EXERCISE PROMPT ▸ For the records that follow, return only the count of lines containing the string "color".
──────────────────────────────
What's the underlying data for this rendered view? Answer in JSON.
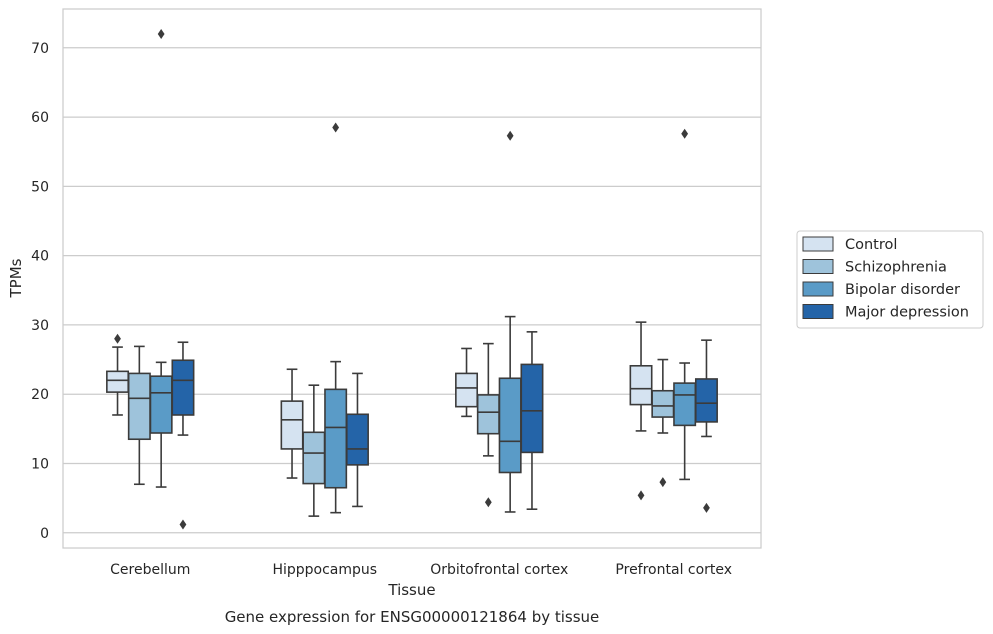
{
  "chart_data": {
    "type": "box",
    "title": "",
    "caption": "Gene expression for ENSG00000121864 by tissue",
    "xlabel": "Tissue",
    "ylabel": "TPMs",
    "ylim": [
      -2.2,
      75.6
    ],
    "yticks": [
      0,
      10,
      20,
      30,
      40,
      50,
      60,
      70
    ],
    "grid": "horizontal",
    "legend_position": "right-center",
    "categories": [
      "Cerebellum",
      "Hipppocampus",
      "Orbitofrontal cortex",
      "Prefrontal cortex"
    ],
    "series": [
      {
        "name": "Control",
        "color": "#d5e3f1",
        "boxes": [
          {
            "whislo": 17.0,
            "q1": 20.3,
            "med": 22.0,
            "q3": 23.3,
            "whishi": 26.8,
            "fliers": [
              28.0
            ]
          },
          {
            "whislo": 7.9,
            "q1": 12.1,
            "med": 16.3,
            "q3": 19.0,
            "whishi": 23.6,
            "fliers": []
          },
          {
            "whislo": 16.8,
            "q1": 18.2,
            "med": 20.9,
            "q3": 23.0,
            "whishi": 26.6,
            "fliers": []
          },
          {
            "whislo": 14.7,
            "q1": 18.5,
            "med": 20.8,
            "q3": 24.1,
            "whishi": 30.4,
            "fliers": [
              5.4
            ]
          }
        ]
      },
      {
        "name": "Schizophrenia",
        "color": "#9ec3db",
        "boxes": [
          {
            "whislo": 7.0,
            "q1": 13.5,
            "med": 19.4,
            "q3": 23.0,
            "whishi": 26.9,
            "fliers": []
          },
          {
            "whislo": 2.4,
            "q1": 7.1,
            "med": 11.5,
            "q3": 14.5,
            "whishi": 21.3,
            "fliers": []
          },
          {
            "whislo": 11.1,
            "q1": 14.3,
            "med": 17.4,
            "q3": 19.9,
            "whishi": 27.3,
            "fliers": [
              4.4
            ]
          },
          {
            "whislo": 14.4,
            "q1": 16.7,
            "med": 18.3,
            "q3": 20.5,
            "whishi": 25.0,
            "fliers": [
              7.3
            ]
          }
        ]
      },
      {
        "name": "Bipolar disorder",
        "color": "#5a9bc7",
        "boxes": [
          {
            "whislo": 6.6,
            "q1": 14.4,
            "med": 20.2,
            "q3": 22.6,
            "whishi": 24.6,
            "fliers": [
              72.0
            ]
          },
          {
            "whislo": 2.9,
            "q1": 6.5,
            "med": 15.2,
            "q3": 20.7,
            "whishi": 24.7,
            "fliers": [
              58.5
            ]
          },
          {
            "whislo": 3.0,
            "q1": 8.7,
            "med": 13.2,
            "q3": 22.3,
            "whishi": 31.2,
            "fliers": [
              57.3
            ]
          },
          {
            "whislo": 7.7,
            "q1": 15.5,
            "med": 19.9,
            "q3": 21.6,
            "whishi": 24.5,
            "fliers": [
              57.6
            ]
          }
        ]
      },
      {
        "name": "Major depression",
        "color": "#2464a8",
        "boxes": [
          {
            "whislo": 14.1,
            "q1": 17.0,
            "med": 22.0,
            "q3": 24.9,
            "whishi": 27.5,
            "fliers": [
              1.2
            ]
          },
          {
            "whislo": 3.8,
            "q1": 9.8,
            "med": 12.1,
            "q3": 17.1,
            "whishi": 23.0,
            "fliers": []
          },
          {
            "whislo": 3.4,
            "q1": 11.6,
            "med": 17.6,
            "q3": 24.3,
            "whishi": 29.0,
            "fliers": []
          },
          {
            "whislo": 13.9,
            "q1": 16.0,
            "med": 18.7,
            "q3": 22.2,
            "whishi": 27.8,
            "fliers": [
              3.6
            ]
          }
        ]
      }
    ]
  }
}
──────────────────────────────
WRITTEN SOLUTION ▸ 4